[PROMPT] Extract each line containing the string "CollectShadows".

------------------------------------------------

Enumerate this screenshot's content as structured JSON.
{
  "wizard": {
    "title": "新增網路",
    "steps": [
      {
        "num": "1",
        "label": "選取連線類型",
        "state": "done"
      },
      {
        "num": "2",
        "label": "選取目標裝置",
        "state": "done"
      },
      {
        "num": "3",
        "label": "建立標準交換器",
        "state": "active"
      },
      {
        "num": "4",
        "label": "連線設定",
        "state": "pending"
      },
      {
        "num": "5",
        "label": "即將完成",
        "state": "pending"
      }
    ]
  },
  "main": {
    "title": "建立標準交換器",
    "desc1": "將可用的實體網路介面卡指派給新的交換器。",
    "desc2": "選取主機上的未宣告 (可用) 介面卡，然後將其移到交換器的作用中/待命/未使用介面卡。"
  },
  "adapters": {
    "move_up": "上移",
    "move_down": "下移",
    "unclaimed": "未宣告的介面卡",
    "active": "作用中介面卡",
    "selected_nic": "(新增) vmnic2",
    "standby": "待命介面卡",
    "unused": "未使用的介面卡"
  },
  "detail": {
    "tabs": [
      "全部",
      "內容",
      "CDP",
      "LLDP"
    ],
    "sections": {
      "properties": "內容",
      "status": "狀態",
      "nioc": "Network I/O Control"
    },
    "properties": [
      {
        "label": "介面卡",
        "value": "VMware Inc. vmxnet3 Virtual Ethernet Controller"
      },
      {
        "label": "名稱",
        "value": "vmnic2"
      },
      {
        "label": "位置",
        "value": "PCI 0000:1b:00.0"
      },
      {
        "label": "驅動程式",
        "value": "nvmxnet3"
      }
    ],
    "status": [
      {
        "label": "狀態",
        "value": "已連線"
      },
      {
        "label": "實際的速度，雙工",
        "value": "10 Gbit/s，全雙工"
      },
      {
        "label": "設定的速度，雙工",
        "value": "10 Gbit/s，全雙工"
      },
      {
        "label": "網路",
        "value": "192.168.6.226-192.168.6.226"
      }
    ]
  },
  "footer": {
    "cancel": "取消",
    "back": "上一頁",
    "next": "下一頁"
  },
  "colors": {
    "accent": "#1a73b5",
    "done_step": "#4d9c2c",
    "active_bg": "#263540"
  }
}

------------------------------------------------

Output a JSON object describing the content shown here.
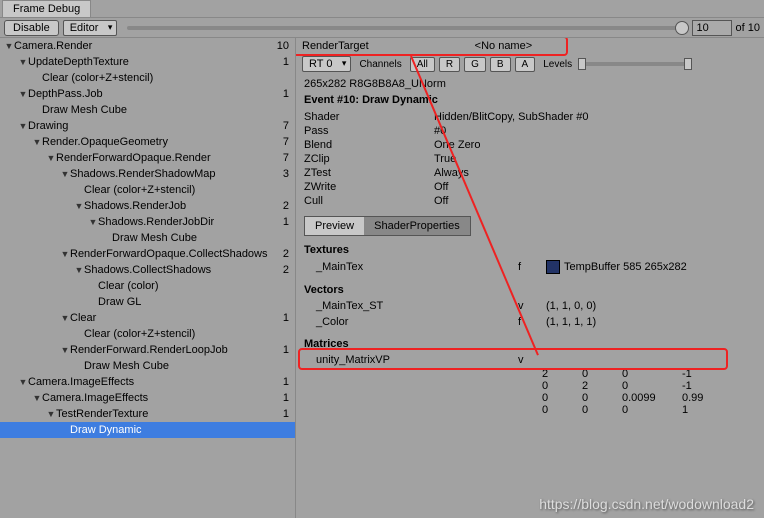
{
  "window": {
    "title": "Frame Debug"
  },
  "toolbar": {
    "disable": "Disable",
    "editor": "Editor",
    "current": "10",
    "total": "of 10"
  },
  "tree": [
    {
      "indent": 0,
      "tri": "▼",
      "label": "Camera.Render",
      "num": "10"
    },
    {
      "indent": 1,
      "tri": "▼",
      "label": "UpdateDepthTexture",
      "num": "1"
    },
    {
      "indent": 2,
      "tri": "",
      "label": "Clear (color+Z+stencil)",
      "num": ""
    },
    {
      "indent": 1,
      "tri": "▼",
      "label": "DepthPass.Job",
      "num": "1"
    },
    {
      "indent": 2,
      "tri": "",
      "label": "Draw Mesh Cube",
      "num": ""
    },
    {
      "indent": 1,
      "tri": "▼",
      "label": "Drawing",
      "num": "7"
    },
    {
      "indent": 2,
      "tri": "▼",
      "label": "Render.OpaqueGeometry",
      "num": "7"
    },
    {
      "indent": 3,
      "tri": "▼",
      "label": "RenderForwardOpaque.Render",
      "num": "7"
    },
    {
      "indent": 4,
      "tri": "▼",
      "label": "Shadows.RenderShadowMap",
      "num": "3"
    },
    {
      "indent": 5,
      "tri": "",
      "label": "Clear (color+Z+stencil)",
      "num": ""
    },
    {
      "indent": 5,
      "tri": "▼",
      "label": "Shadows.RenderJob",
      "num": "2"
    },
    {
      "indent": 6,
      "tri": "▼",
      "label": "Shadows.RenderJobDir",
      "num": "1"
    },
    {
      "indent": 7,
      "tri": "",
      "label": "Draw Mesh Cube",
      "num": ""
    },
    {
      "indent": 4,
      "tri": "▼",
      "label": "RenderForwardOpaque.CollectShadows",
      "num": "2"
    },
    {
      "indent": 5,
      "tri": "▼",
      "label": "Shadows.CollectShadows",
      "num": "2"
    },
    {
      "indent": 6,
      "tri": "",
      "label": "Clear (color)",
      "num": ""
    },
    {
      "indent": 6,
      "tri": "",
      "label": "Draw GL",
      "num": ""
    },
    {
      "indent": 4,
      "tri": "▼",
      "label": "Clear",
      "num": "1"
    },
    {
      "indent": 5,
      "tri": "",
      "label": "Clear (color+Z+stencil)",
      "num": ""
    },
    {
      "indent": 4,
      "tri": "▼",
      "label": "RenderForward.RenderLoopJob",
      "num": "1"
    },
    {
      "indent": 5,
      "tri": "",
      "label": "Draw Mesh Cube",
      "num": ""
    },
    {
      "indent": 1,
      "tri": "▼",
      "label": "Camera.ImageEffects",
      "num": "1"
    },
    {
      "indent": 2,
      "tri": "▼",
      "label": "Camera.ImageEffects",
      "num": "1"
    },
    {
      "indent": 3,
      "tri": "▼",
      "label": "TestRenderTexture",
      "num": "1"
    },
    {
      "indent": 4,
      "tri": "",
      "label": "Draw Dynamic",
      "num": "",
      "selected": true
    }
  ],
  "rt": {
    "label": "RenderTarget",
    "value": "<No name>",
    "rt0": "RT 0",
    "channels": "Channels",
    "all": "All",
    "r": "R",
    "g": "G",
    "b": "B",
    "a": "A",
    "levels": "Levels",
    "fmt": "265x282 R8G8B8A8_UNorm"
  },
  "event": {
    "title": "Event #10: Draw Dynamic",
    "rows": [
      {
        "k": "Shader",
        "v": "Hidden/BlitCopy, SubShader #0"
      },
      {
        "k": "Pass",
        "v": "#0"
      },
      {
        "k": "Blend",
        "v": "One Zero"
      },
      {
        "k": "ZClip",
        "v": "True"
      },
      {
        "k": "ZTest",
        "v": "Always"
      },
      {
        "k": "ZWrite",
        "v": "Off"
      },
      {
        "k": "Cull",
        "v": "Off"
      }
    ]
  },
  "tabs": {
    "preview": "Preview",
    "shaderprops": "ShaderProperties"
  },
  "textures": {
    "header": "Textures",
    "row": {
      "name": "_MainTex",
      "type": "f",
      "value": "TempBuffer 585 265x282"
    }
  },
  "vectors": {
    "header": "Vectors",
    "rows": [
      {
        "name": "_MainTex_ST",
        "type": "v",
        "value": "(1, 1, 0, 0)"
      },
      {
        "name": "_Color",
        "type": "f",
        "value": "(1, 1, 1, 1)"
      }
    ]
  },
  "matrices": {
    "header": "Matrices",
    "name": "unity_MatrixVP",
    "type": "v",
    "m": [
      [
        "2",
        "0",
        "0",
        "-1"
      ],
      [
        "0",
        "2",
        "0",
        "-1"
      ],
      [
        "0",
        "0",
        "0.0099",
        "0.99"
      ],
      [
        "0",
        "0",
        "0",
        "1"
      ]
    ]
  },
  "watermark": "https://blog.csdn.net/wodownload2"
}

------------------------------------------------

[COMPLETE ANSWER]
      "label": "RenderForwardOpaque.CollectShadows",
      "label": "Shadows.CollectShadows",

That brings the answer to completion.